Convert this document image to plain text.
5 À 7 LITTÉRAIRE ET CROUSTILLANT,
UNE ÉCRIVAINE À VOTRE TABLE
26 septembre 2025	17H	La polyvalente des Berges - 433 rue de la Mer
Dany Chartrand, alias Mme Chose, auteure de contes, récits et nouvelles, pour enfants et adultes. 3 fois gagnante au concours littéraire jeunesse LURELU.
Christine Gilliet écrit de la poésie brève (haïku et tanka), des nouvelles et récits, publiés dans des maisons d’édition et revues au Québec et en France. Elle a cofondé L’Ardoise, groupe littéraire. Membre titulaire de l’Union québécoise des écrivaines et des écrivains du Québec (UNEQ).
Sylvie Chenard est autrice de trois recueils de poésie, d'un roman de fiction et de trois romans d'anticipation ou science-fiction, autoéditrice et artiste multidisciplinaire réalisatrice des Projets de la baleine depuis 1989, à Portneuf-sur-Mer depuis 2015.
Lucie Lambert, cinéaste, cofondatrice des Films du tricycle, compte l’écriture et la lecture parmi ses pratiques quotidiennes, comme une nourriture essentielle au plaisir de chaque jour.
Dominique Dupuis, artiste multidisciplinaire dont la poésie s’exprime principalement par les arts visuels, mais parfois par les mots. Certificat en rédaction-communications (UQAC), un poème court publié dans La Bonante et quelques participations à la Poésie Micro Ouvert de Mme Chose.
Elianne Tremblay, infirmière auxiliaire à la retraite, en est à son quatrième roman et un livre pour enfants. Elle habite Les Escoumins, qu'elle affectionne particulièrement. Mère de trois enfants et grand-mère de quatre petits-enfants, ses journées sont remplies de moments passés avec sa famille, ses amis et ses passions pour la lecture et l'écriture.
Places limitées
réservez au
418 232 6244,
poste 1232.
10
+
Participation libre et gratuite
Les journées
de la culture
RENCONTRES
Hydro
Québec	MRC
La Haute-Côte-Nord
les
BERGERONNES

──────

WHAT NEEDS TO BE DONE
Output the listing above word for word.

RESPONSE
Convert this document image to plain text.
5 À 7 LITTÉRAIRE ET CROUSTILLANT,
UNE ÉCRIVAINE À VOTRE TABLE
26 septembre 2025	17H	La polyvalente des Berges - 433 rue de la Mer
Dany Chartrand, alias Mme Chose, auteure de contes, récits et nouvelles, pour enfants et adultes. 3 fois gagnante au concours littéraire jeunesse LURELU.
Christine Gilliet écrit de la poésie brève (haïku et tanka), des nouvelles et récits, publiés dans des maisons d’édition et revues au Québec et en France. Elle a cofondé L’Ardoise, groupe littéraire. Membre titulaire de l’Union québécoise des écrivaines et des écrivains du Québec (UNEQ).
Sylvie Chenard est autrice de trois recueils de poésie, d'un roman de fiction et de trois romans d'anticipation ou science-fiction, autoéditrice et artiste multidisciplinaire réalisatrice des Projets de la baleine depuis 1989, à Portneuf-sur-Mer depuis 2015.
Lucie Lambert, cinéaste, cofondatrice des Films du tricycle, compte l’écriture et la lecture parmi ses pratiques quotidiennes, comme une nourriture essentielle au plaisir de chaque jour.
Dominique Dupuis, artiste multidisciplinaire dont la poésie s’exprime principalement par les arts visuels, mais parfois par les mots. Certificat en rédaction-communications (UQAC), un poème court publié dans La Bonante et quelques participations à la Poésie Micro Ouvert de Mme Chose.
Elianne Tremblay, infirmière auxiliaire à la retraite, en est à son quatrième roman et un livre pour enfants. Elle habite Les Escoumins, qu'elle affectionne particulièrement. Mère de trois enfants et grand-mère de quatre petits-enfants, ses journées sont remplies de moments passés avec sa famille, ses amis et ses passions pour la lecture et l'écriture.
Places limitées
réservez au
418 232 6244,
poste 1232.
10
+
Participation libre et gratuite
Les journées
de la culture
RENCONTRES
Hydro
Québec	MRC
La Haute-Côte-Nord
les
BERGERONNES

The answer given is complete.